_DESCRIPTION OF THE TASK_
Spot each line that carries the word "Repo"; copy those lines.

_INPUT_
■ ■ ■ ■ ■

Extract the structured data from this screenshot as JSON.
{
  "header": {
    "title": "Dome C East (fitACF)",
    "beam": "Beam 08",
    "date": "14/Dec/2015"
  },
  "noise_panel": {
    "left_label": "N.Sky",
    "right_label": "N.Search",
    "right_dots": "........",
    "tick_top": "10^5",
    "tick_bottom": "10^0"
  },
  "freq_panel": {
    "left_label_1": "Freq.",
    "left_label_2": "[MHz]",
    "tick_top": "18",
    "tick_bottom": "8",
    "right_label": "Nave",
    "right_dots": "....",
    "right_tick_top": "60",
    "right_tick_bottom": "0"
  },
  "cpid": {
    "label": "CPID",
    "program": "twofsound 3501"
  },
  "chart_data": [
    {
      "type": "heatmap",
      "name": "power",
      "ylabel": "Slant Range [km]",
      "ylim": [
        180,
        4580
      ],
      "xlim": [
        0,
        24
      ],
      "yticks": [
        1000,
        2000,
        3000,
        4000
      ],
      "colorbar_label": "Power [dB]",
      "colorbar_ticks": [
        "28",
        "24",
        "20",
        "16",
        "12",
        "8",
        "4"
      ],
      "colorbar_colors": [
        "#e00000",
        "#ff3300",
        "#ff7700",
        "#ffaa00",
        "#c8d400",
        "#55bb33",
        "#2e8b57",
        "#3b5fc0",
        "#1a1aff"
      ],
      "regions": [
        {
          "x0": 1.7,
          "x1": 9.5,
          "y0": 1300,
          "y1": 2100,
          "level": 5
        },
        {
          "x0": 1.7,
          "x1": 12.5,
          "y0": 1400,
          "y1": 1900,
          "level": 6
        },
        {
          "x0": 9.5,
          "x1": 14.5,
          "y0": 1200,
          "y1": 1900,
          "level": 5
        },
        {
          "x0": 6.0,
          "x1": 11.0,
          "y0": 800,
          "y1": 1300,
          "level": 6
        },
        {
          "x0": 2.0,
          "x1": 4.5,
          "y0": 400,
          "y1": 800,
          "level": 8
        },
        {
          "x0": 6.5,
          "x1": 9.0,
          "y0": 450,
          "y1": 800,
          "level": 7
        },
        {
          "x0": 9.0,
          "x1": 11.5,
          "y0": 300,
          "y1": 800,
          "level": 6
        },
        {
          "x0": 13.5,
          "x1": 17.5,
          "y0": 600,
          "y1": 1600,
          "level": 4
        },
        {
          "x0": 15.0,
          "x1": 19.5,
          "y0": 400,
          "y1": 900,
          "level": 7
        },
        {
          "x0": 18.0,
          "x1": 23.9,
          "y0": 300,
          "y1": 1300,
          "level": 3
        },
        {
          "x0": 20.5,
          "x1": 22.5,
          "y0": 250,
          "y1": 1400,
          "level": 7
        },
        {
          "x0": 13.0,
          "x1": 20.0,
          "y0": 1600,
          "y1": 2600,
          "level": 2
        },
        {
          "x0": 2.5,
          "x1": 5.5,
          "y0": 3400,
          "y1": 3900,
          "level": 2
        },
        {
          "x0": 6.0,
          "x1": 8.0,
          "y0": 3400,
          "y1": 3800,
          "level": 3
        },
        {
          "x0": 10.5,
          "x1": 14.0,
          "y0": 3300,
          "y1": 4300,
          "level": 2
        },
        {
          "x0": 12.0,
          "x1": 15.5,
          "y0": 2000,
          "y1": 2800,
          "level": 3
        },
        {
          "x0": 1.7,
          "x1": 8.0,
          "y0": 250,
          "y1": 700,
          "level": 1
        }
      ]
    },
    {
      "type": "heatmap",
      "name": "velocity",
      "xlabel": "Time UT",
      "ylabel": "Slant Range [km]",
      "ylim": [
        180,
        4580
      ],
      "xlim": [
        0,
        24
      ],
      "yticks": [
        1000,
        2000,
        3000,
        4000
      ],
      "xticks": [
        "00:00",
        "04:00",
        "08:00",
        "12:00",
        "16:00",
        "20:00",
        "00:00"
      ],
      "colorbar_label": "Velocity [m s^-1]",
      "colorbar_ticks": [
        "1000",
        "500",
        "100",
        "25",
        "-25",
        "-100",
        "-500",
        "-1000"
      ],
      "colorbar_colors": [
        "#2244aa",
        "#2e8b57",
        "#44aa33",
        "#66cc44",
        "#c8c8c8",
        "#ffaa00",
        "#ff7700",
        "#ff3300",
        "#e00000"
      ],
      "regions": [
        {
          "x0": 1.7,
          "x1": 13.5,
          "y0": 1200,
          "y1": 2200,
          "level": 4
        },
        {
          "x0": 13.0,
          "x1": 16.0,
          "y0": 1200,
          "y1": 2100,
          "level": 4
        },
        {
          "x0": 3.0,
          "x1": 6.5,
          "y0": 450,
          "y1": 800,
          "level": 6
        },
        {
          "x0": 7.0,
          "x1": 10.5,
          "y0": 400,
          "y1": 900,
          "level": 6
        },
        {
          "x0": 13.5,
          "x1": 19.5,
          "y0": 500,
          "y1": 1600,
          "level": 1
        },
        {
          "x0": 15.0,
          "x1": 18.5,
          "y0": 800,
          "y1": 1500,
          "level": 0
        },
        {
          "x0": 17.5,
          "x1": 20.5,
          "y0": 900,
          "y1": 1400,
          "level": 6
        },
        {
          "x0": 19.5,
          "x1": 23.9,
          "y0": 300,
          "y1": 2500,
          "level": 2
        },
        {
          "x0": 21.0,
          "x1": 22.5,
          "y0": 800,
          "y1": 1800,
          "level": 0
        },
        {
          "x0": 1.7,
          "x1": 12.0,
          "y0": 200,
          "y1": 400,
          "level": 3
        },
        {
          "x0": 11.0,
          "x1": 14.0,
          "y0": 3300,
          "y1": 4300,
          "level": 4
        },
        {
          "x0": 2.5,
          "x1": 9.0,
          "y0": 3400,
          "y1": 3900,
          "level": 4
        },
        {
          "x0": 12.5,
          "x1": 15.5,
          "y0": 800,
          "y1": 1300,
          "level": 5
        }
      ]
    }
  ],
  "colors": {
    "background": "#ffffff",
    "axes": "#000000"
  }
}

■ ■ ■ ■ ■

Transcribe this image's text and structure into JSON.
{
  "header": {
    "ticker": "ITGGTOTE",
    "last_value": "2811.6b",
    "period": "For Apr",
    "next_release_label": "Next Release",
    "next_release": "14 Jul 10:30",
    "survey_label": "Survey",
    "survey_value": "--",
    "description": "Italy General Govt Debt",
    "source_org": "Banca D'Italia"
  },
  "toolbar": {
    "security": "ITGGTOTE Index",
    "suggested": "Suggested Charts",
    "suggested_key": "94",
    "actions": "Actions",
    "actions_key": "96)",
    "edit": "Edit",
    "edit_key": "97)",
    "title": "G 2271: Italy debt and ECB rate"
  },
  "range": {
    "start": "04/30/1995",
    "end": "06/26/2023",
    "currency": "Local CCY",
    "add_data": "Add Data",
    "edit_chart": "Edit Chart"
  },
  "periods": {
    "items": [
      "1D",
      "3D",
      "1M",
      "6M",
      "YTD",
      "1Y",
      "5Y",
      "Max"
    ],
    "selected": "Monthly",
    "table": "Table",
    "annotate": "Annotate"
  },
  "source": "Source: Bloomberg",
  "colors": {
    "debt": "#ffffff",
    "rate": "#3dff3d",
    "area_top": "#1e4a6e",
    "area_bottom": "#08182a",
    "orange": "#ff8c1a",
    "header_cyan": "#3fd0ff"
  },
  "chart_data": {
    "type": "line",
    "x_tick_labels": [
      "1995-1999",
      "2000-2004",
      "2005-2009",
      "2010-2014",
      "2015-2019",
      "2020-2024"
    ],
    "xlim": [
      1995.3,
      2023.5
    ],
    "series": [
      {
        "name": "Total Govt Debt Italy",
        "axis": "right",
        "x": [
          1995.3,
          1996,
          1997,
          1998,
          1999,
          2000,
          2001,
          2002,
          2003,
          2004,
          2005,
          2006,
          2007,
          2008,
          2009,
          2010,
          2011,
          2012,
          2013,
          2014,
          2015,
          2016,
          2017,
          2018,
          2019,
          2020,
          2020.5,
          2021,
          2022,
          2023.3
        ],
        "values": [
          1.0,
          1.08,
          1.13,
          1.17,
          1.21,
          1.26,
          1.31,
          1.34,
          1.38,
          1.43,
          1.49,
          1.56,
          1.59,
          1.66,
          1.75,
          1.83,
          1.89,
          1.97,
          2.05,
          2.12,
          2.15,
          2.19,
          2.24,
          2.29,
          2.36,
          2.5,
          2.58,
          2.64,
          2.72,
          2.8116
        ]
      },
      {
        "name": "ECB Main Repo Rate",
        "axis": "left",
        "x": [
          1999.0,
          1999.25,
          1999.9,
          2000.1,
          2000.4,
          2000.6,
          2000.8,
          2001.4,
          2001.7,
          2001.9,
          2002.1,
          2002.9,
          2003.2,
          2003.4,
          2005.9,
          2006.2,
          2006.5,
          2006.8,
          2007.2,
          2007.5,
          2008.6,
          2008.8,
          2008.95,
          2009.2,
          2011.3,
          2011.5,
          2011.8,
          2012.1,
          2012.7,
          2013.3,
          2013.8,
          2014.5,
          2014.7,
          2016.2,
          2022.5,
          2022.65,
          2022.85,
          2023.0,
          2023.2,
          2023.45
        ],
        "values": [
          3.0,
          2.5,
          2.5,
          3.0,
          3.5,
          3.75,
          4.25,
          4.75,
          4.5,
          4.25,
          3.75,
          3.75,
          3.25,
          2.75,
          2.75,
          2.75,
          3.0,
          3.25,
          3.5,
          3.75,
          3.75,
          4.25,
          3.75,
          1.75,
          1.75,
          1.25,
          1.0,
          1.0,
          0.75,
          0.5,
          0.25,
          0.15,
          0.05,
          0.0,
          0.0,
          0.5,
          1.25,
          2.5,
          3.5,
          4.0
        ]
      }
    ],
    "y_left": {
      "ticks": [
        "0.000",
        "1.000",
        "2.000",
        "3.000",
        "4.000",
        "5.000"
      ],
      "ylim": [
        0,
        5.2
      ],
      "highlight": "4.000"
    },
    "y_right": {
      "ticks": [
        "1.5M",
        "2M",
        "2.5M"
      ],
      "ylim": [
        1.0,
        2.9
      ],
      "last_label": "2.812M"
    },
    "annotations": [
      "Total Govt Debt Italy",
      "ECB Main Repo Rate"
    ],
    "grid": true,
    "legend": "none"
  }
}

■ ■ ■ ■ ■

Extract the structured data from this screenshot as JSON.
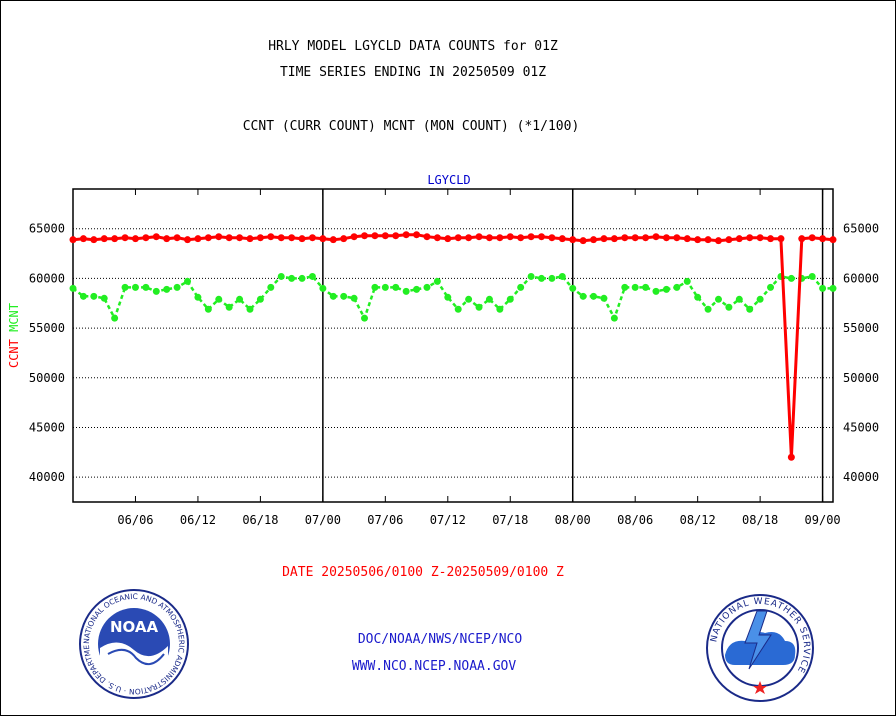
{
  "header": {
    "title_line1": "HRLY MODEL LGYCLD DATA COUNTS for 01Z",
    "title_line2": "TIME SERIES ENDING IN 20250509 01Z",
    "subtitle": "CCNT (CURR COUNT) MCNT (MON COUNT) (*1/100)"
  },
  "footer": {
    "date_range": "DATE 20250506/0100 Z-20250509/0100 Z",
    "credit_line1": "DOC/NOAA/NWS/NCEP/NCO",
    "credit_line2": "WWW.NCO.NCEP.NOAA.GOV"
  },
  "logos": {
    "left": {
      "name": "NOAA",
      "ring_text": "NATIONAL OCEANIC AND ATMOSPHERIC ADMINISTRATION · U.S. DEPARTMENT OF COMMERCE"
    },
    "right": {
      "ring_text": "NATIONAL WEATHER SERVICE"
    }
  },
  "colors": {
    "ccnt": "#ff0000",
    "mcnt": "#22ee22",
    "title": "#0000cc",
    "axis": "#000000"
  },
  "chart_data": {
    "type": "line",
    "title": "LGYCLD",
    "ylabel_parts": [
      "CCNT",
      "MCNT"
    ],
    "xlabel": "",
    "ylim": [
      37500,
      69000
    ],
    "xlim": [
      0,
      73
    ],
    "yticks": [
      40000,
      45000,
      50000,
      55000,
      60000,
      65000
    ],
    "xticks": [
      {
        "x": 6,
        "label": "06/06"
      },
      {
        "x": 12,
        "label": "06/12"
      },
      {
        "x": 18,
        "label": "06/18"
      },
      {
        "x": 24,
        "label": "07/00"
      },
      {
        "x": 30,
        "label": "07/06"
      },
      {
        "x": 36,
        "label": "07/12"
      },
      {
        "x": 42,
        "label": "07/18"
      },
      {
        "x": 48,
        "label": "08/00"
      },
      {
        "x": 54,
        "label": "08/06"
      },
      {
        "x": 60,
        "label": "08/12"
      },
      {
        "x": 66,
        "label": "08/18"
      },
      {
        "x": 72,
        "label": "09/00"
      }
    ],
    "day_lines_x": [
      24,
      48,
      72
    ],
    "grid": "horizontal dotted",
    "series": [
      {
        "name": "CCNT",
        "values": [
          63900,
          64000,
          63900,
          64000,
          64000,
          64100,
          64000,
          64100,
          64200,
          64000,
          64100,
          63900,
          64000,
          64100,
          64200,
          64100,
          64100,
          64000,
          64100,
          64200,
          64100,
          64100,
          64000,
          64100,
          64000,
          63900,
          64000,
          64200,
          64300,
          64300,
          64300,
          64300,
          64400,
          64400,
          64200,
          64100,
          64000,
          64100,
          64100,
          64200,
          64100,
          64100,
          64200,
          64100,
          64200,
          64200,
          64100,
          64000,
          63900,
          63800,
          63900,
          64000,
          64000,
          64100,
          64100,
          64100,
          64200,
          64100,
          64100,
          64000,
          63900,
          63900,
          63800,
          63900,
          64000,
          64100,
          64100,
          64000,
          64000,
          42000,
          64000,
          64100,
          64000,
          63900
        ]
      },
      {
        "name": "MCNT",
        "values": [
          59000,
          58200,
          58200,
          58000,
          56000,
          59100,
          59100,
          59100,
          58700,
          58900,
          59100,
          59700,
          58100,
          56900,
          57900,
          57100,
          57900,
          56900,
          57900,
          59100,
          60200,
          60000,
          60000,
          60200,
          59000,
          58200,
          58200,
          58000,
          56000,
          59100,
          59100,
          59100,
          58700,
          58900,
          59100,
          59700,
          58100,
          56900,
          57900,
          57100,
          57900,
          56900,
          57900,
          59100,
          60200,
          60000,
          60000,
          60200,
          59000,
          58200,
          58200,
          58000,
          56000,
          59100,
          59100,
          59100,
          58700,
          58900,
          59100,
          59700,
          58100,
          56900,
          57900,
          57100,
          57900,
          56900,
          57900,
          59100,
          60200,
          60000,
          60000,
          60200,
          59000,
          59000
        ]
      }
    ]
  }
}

■ ■ ■ ■ ■

_REPLY_
        "name": "ECB Main Repo Rate",
      "ECB Main Repo Rate"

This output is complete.